> [WHAT YOU SHOULD DO]
In the entries below, find every line with "lire" and copy it.

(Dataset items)
.....

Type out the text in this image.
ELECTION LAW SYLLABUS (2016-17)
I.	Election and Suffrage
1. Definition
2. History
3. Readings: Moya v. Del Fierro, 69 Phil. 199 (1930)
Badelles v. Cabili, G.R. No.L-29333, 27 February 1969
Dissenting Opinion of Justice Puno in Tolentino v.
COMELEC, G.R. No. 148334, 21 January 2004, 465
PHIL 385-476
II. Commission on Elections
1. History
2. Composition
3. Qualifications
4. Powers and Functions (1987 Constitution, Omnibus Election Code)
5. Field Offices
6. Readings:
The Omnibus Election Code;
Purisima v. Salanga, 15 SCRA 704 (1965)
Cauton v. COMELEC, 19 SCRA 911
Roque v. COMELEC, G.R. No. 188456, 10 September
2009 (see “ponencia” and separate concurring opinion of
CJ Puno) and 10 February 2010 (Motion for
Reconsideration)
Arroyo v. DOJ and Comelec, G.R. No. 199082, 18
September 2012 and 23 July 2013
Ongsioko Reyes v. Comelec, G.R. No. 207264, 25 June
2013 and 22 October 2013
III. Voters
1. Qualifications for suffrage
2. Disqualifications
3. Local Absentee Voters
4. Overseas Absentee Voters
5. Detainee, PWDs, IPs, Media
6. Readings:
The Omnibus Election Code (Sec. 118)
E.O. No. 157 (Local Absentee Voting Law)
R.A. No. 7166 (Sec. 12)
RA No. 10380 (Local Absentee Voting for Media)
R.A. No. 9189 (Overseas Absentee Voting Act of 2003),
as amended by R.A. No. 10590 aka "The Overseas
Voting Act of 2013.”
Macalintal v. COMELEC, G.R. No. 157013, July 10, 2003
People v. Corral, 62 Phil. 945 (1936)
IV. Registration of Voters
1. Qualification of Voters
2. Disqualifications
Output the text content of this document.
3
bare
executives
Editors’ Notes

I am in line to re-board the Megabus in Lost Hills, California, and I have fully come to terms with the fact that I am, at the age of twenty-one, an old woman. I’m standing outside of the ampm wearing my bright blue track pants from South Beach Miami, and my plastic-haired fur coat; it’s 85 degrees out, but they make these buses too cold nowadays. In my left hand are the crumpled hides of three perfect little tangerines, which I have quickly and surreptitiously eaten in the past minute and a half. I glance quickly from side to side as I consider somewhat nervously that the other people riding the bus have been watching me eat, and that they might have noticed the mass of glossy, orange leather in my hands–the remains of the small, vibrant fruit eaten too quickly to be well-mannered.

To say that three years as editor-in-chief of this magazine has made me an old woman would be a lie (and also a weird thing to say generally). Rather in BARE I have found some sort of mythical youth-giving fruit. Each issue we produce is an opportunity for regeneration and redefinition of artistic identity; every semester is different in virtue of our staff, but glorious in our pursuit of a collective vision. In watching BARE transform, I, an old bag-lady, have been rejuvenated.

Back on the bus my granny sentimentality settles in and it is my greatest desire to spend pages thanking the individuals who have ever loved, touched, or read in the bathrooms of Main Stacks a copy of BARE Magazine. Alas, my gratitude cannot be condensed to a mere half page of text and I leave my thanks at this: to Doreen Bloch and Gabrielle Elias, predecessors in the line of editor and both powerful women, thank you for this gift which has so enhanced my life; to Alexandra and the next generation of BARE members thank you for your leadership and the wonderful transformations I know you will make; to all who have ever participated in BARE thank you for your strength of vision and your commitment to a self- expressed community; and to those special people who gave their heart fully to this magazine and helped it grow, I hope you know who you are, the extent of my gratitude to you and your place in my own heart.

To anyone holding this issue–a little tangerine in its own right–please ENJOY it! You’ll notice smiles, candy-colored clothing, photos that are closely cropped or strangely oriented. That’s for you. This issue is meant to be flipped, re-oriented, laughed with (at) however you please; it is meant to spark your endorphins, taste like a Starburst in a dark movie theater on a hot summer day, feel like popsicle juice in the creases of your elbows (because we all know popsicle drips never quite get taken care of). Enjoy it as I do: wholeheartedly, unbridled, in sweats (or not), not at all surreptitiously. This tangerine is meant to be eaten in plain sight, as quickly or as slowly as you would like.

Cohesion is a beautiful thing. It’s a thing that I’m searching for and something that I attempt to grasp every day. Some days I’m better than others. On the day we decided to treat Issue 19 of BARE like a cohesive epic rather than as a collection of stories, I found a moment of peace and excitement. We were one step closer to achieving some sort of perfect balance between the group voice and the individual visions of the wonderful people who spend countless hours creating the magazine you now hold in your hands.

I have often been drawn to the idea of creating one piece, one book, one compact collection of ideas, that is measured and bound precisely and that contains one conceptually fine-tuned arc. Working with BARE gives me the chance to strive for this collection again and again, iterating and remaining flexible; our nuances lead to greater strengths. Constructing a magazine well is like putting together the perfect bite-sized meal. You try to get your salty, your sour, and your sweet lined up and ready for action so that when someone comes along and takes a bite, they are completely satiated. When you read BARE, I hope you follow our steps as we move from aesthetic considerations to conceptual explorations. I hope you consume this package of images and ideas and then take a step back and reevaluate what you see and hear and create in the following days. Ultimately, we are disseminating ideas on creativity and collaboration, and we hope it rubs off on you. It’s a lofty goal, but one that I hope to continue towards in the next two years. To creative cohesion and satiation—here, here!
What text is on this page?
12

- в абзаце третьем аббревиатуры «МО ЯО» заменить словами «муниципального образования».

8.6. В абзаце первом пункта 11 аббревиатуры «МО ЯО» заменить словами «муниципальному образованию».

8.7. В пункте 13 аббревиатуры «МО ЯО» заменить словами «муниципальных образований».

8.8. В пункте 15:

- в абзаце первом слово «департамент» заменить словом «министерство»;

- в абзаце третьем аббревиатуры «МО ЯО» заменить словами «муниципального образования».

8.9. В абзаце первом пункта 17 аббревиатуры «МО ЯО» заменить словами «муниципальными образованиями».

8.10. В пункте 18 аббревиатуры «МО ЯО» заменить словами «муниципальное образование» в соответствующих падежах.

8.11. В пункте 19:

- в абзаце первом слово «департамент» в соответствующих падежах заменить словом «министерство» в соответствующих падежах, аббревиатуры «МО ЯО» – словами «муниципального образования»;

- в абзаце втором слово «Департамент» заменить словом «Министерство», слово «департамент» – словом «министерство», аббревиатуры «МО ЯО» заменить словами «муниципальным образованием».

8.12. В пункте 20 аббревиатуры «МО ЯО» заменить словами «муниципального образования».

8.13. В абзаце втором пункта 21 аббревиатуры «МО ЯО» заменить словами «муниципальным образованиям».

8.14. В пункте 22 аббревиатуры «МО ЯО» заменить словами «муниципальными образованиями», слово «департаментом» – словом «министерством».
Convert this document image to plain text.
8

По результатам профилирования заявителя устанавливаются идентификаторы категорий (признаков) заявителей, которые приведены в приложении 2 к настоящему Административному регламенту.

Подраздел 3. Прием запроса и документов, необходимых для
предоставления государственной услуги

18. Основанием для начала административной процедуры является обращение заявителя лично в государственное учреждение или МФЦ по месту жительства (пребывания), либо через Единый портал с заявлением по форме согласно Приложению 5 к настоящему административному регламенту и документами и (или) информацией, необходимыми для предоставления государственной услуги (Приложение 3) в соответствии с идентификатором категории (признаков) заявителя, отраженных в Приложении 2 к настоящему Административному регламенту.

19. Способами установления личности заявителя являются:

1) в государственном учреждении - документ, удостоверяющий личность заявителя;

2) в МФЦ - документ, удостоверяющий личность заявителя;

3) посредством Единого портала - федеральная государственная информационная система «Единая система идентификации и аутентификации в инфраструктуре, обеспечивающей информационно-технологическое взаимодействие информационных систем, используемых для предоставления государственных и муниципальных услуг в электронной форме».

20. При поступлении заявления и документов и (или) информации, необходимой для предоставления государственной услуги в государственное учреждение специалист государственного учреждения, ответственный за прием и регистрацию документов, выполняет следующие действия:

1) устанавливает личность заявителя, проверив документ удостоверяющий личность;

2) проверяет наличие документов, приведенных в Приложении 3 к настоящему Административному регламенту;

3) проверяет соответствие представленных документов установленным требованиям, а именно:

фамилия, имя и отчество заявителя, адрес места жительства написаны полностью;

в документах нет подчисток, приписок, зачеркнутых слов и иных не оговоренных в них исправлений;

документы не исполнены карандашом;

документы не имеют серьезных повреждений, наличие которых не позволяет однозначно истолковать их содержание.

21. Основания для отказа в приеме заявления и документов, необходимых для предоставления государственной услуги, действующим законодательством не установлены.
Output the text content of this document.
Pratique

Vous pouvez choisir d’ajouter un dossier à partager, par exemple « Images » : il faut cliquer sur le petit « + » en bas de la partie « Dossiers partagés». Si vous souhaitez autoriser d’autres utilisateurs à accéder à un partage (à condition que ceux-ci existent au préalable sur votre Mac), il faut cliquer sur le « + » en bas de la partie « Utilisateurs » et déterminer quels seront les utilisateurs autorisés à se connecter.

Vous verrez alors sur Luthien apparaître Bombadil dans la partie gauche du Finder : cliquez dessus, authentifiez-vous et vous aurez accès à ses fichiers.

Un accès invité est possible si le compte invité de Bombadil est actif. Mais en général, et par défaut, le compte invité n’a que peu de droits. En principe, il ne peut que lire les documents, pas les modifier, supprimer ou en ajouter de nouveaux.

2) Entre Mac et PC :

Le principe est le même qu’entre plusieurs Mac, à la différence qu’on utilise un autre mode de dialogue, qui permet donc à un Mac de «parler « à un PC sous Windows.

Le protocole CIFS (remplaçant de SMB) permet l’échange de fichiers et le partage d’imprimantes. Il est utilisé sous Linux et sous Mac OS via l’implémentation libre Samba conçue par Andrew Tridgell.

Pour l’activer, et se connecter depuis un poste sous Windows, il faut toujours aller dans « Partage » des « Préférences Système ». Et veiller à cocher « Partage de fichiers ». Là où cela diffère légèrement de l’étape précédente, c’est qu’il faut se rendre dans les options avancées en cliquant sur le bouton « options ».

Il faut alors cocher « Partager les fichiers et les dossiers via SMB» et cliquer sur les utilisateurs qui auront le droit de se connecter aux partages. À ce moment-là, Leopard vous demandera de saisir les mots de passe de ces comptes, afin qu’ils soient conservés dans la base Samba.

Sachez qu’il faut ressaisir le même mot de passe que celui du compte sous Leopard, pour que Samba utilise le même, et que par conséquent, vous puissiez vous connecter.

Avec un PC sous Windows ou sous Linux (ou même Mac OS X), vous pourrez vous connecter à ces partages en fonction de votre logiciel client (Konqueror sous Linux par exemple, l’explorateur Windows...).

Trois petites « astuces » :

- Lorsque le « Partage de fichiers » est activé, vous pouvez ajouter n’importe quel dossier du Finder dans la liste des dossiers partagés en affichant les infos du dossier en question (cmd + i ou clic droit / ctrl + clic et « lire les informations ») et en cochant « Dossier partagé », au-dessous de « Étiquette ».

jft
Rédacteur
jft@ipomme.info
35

.....

> [WRITTEN SOLUTION]
Un accès invité est possible si le compte invité de Bombadil est actif. Mais en général, et par défaut, le compte invité n’a que peu de droits. En principe, il ne peut que lire les documents, pas les modifier, supprimer ou en ajouter de nouveaux.
- Lorsque le « Partage de fichiers » est activé, vous pouvez ajouter n’importe quel dossier du Finder dans la liste des dossiers partagés en affichant les infos du dossier en question (cmd + i ou clic droit / ctrl + clic et « lire les informations ») et en cochant « Dossier partagé », au-dessous de « Étiquette ».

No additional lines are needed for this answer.